__EXERCISE PROMPT__
The entries that follow should be written out exactly.

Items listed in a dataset

>>>

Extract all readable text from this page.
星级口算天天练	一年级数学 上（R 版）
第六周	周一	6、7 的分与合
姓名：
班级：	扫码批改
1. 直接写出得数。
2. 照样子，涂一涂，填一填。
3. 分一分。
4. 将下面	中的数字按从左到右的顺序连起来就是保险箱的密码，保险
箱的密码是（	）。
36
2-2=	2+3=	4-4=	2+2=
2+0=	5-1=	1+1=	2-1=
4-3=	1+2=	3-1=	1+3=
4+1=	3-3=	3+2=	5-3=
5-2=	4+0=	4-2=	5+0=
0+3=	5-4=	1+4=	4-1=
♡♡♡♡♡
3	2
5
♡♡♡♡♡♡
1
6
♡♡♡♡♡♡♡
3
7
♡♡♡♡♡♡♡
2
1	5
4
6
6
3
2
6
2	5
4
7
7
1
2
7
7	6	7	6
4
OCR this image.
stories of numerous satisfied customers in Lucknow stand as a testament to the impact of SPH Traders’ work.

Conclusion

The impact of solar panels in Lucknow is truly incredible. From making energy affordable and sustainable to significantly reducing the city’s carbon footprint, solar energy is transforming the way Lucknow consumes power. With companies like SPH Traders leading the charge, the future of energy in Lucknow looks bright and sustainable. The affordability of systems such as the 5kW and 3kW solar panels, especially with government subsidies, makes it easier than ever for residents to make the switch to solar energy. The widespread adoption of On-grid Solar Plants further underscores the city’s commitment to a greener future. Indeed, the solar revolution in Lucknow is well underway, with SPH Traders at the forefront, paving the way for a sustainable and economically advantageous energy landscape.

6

<<<

__SOLUTION FOR THIS PROBLEM__
Extract all readable text from this page.
星级口算天天练	一年级数学 上（R 版）
第六周	周一	6、7 的分与合
姓名：
班级：	扫码批改
1. 直接写出得数。
2. 照样子，涂一涂，填一填。
3. 分一分。
4. 将下面	中的数字按从左到右的顺序连起来就是保险箱的密码，保险
箱的密码是（	）。
36
2-2=	2+3=	4-4=	2+2=
2+0=	5-1=	1+1=	2-1=
4-3=	1+2=	3-1=	1+3=
4+1=	3-3=	3+2=	5-3=
5-2=	4+0=	4-2=	5+0=
0+3=	5-4=	1+4=	4-1=
♡♡♡♡♡
3	2
5
♡♡♡♡♡♡
1
6
♡♡♡♡♡♡♡
3
7
♡♡♡♡♡♡♡
2
1	5
4
6
6
3
2
6
2	5
4
7
7
1
2
7
7	6	7	6
4
OCR this image.
stories of numerous satisfied customers in Lucknow stand as a testament to the impact of SPH Traders’ work.

Conclusion

The impact of solar panels in Lucknow is truly incredible. From making energy affordable and sustainable to significantly reducing the city’s carbon footprint, solar energy is transforming the way Lucknow consumes power. With companies like SPH Traders leading the charge, the future of energy in Lucknow looks bright and sustainable. The affordability of systems such as the 5kW and 3kW solar panels, especially with government subsidies, makes it easier than ever for residents to make the switch to solar energy. The widespread adoption of On-grid Solar Plants further underscores the city’s commitment to a greener future. Indeed, the solar revolution in Lucknow is well underway, with SPH Traders at the forefront, paving the way for a sustainable and economically advantageous energy landscape.

6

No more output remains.